● Records for the exercise
■ ■ ■ ■ ■ ■ ■

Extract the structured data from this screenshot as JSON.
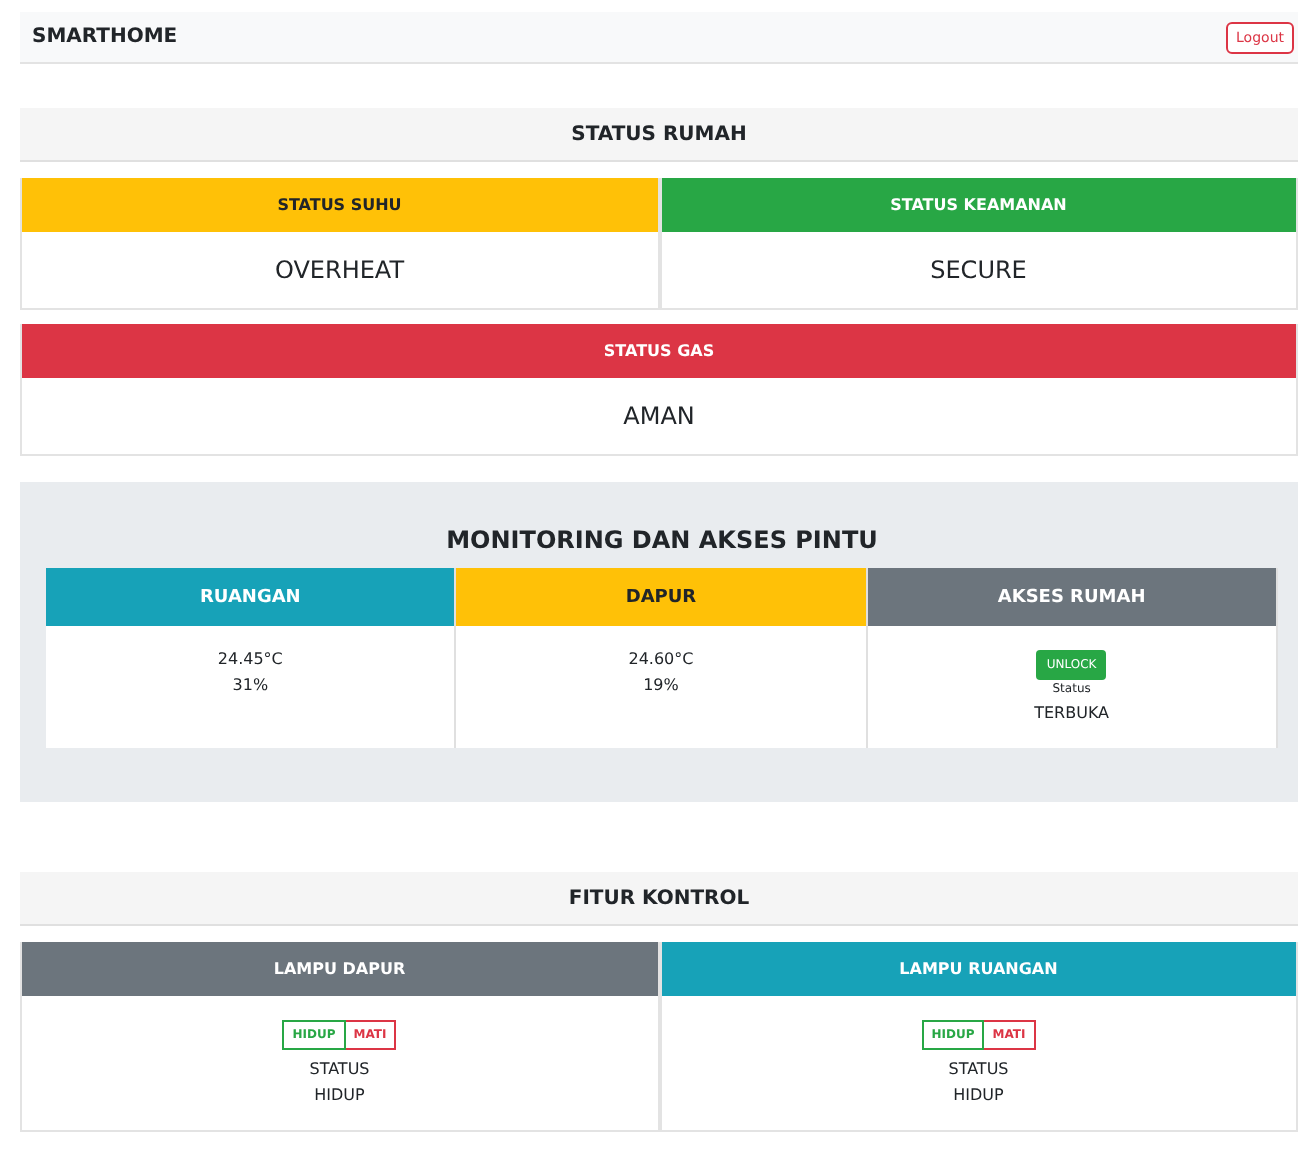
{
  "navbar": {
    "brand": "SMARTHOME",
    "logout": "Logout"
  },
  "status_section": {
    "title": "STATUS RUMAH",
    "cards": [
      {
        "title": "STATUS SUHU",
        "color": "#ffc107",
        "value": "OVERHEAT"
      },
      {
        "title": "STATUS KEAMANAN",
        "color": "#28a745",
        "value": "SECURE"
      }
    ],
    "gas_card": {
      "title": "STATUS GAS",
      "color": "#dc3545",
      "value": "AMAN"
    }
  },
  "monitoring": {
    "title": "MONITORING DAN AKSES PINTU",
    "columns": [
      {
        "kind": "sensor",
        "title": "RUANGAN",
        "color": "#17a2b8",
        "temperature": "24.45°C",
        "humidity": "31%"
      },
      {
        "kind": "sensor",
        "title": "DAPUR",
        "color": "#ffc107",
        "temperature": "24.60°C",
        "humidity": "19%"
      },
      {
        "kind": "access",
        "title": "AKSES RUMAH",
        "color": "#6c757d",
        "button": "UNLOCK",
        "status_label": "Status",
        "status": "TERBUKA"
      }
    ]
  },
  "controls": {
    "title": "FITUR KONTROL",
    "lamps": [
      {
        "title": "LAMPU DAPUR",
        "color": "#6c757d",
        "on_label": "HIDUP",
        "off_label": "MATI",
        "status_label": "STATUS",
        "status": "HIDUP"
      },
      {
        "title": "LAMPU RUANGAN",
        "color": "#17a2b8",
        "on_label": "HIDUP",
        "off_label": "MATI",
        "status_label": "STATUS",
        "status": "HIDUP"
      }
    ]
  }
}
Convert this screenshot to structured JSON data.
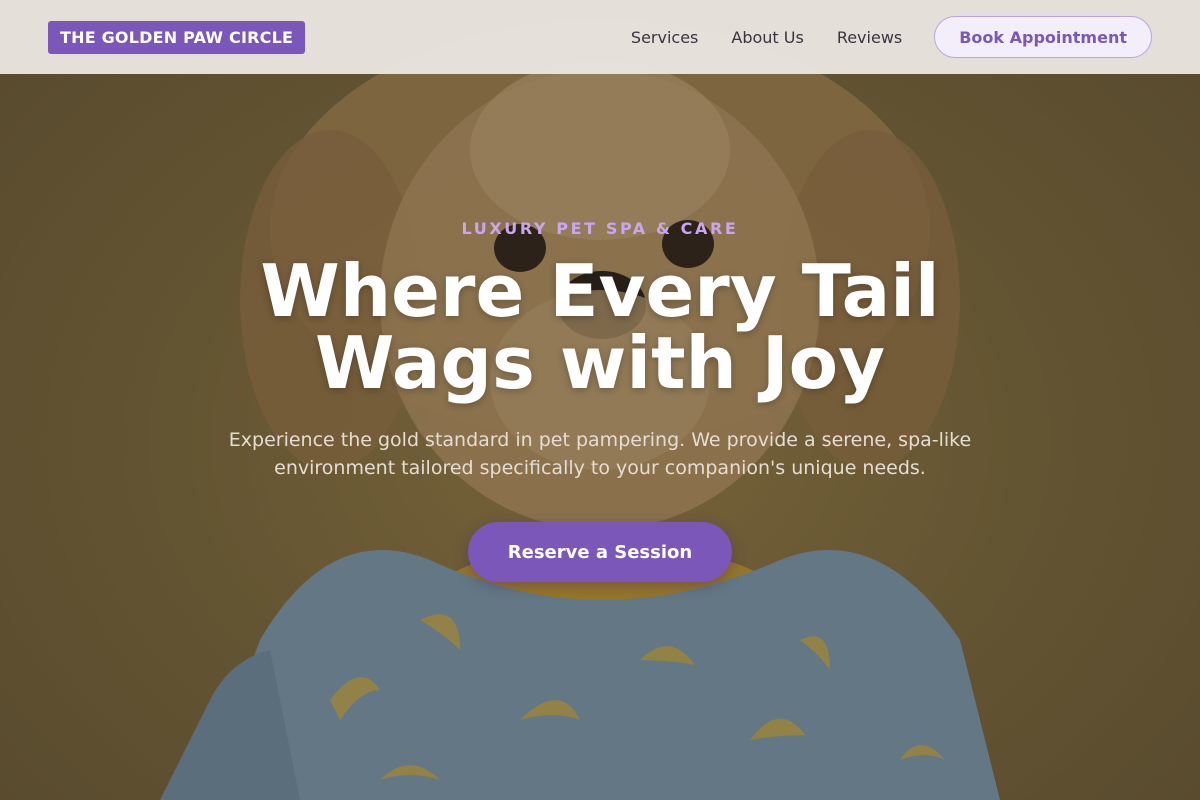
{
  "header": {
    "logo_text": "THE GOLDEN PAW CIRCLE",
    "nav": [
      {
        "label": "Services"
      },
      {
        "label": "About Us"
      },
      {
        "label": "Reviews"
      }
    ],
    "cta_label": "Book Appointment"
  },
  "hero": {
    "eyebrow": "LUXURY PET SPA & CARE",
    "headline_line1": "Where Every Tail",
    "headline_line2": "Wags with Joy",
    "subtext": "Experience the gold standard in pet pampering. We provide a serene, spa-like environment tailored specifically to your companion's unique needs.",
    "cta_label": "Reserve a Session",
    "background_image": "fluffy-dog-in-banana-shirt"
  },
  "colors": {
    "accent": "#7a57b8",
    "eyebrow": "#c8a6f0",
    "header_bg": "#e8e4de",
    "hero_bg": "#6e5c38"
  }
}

■ ■ ■ ■ ■ ■ ■

● Given instruction
Collect the complete line wherever the string "title" appears in the records.

● Exercise answer
    "title": "STATUS RUMAH",
        "title": "STATUS SUHU",
        "title": "STATUS KEAMANAN",
      "title": "STATUS GAS",
    "title": "MONITORING DAN AKSES PINTU",
        "title": "RUANGAN",
        "title": "DAPUR",
        "title": "AKSES RUMAH",
    "title": "FITUR KONTROL",
        "title": "LAMPU DAPUR",
        "title": "LAMPU RUANGAN",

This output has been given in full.